**GIVEN DATA:**
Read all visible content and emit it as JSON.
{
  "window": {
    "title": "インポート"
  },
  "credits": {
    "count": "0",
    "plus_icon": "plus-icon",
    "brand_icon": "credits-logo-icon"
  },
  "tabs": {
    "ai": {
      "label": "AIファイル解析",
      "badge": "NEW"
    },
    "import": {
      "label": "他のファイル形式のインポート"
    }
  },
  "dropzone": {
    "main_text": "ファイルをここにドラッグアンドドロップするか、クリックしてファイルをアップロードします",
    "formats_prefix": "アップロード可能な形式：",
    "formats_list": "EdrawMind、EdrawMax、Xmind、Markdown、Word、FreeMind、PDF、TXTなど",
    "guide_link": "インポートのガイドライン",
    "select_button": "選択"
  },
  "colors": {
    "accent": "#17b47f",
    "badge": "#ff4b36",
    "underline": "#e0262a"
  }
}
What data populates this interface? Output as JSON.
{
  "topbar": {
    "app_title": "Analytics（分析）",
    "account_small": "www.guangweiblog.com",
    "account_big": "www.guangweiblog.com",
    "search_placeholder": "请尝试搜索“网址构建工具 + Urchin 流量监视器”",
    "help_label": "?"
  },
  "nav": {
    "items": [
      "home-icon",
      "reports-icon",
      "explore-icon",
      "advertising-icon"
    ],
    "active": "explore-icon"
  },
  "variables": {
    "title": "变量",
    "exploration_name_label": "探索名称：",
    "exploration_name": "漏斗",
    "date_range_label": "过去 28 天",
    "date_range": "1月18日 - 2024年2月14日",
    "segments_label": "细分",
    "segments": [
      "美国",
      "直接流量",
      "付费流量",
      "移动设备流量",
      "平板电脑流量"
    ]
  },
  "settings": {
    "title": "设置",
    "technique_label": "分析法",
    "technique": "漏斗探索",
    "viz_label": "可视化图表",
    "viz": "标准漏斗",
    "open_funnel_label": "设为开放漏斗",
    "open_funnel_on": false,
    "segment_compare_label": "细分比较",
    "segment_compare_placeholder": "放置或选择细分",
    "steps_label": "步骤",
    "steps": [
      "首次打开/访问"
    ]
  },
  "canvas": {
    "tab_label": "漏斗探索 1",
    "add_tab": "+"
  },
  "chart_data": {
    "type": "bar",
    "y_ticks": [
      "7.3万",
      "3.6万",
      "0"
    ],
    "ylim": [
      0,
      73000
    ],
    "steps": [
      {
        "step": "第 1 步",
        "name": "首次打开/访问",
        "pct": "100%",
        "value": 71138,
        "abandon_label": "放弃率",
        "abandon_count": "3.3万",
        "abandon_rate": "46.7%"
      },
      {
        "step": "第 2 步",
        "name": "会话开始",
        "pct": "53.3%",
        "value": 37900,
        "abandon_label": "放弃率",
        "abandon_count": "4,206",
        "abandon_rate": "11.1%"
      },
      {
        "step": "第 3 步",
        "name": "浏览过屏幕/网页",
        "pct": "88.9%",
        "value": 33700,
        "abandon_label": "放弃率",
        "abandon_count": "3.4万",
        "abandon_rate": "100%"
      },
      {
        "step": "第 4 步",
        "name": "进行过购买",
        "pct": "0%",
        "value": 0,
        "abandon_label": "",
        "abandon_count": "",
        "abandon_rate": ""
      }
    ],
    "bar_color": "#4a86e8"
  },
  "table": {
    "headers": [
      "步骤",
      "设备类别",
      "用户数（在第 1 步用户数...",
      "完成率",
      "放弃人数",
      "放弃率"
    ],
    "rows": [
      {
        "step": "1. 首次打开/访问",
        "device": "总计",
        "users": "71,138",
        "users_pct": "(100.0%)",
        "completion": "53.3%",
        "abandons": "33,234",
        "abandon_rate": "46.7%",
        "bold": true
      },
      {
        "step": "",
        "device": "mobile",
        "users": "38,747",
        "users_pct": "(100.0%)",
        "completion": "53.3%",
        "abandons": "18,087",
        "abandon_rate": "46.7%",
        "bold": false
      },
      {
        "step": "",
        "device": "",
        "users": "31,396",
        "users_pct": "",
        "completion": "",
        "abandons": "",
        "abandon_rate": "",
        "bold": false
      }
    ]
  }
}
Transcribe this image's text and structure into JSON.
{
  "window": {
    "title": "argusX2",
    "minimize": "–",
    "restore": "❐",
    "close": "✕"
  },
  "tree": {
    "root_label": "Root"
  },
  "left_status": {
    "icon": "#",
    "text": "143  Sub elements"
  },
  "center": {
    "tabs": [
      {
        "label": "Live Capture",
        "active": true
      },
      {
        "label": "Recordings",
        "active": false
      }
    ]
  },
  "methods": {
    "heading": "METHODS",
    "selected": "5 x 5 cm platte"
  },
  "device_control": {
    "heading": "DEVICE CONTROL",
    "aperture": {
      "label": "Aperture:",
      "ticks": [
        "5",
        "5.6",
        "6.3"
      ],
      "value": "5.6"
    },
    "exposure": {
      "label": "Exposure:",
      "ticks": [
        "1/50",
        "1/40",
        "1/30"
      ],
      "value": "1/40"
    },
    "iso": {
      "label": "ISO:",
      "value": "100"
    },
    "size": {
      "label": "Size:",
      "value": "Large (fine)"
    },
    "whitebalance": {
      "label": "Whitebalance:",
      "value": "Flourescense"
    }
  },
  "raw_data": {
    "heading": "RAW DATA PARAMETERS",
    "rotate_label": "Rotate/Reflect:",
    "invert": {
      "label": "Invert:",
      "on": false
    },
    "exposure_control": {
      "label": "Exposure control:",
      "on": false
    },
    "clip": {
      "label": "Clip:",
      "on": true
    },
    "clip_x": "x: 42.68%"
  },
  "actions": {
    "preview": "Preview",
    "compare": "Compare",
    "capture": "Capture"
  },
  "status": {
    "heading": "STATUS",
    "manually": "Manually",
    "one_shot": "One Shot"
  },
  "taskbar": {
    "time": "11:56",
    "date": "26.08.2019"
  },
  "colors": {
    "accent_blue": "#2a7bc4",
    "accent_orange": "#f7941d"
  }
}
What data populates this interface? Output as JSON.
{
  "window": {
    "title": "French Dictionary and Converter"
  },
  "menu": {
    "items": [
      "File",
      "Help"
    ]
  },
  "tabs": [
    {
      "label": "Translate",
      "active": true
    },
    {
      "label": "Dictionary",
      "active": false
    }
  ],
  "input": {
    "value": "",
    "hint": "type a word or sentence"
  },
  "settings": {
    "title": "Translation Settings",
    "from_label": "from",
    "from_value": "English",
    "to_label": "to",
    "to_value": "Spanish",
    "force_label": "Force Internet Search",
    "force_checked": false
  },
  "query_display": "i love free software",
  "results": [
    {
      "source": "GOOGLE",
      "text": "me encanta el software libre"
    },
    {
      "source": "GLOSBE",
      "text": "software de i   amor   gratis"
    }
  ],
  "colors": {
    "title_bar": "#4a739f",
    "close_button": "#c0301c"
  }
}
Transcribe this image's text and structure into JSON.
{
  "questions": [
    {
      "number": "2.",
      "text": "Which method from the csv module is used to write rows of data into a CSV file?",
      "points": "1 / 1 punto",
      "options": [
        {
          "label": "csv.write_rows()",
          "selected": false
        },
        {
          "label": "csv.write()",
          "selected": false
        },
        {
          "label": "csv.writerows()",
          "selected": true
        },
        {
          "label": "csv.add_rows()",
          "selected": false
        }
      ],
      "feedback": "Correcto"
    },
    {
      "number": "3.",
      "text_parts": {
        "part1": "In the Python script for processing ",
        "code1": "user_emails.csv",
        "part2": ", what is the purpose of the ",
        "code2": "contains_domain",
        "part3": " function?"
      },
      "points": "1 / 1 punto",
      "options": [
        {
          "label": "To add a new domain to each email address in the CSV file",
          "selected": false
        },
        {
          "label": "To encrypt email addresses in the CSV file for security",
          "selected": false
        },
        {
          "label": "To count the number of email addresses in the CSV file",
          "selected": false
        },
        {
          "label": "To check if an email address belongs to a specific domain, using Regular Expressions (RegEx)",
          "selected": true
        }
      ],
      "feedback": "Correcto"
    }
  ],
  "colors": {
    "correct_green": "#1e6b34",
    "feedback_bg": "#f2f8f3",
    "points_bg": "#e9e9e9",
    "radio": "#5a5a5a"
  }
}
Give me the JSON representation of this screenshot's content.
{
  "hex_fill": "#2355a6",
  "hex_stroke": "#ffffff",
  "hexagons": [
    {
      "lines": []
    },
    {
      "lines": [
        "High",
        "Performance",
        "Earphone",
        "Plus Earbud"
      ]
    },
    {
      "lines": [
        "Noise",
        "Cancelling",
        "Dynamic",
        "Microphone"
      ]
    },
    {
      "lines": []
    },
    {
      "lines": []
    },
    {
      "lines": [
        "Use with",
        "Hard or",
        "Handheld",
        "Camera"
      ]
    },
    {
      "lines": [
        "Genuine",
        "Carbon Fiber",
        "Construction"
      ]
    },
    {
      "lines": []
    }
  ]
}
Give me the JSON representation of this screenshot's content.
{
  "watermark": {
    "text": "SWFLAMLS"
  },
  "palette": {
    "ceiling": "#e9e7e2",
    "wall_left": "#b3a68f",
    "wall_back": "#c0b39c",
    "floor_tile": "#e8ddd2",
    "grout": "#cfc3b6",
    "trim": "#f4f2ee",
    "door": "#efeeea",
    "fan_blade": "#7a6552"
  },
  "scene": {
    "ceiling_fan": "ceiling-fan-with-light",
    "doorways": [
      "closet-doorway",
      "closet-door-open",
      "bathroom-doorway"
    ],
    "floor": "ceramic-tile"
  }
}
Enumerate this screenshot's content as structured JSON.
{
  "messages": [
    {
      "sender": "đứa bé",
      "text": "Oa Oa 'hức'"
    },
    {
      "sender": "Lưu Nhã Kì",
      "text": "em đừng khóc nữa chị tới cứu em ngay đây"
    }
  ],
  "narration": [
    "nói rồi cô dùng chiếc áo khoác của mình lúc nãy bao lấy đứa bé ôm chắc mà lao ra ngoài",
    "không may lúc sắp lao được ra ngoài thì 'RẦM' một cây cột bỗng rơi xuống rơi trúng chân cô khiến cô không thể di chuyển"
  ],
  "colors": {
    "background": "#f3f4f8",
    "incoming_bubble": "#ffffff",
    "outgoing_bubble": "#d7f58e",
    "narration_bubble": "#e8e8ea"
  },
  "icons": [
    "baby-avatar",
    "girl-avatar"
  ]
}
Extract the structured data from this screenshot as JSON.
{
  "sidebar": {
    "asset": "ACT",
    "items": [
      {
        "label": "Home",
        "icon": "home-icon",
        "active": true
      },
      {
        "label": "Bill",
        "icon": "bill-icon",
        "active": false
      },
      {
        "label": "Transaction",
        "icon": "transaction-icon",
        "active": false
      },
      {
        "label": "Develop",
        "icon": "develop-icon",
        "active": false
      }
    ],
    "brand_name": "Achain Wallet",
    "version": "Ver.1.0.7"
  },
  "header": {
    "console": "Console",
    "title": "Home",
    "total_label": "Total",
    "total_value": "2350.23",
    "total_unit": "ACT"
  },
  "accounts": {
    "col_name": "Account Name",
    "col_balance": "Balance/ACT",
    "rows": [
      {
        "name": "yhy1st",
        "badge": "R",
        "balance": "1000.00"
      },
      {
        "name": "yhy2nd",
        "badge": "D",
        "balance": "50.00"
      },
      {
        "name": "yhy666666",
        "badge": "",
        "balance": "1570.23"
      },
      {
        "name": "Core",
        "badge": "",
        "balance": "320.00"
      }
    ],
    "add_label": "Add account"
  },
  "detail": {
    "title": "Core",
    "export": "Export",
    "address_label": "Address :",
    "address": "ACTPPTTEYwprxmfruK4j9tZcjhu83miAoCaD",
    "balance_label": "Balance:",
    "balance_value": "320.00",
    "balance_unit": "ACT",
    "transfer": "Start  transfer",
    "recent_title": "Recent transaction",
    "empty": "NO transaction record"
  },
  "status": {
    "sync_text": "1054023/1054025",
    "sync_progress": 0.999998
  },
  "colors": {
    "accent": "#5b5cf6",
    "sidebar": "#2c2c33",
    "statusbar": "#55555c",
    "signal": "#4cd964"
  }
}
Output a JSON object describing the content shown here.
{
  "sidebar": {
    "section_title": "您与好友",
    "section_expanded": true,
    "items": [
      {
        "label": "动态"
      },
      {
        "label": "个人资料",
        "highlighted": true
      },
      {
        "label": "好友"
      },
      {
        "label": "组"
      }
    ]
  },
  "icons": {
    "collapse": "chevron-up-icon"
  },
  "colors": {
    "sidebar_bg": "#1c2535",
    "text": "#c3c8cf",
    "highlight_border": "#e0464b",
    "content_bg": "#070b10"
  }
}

**PROBLEM REQUIREMENTS:** Reproduce only the lines between the line containing "Output a JSON" and the last line of the records, those two lines included, exactly.

**THE SOLUTION:**
Output a JSON object describing the content shown here.
{
  "sidebar": {
    "section_title": "您与好友",
    "section_expanded": true,
    "items": [
      {
        "label": "动态"
      },
      {
        "label": "个人资料",
        "highlighted": true
      },
      {
        "label": "好友"
      },
      {
        "label": "组"
      }
    ]
  },
  "icons": {
    "collapse": "chevron-up-icon"
  },
  "colors": {
    "sidebar_bg": "#1c2535",
    "text": "#c3c8cf",
    "highlight_border": "#e0464b",
    "content_bg": "#070b10"
  }
}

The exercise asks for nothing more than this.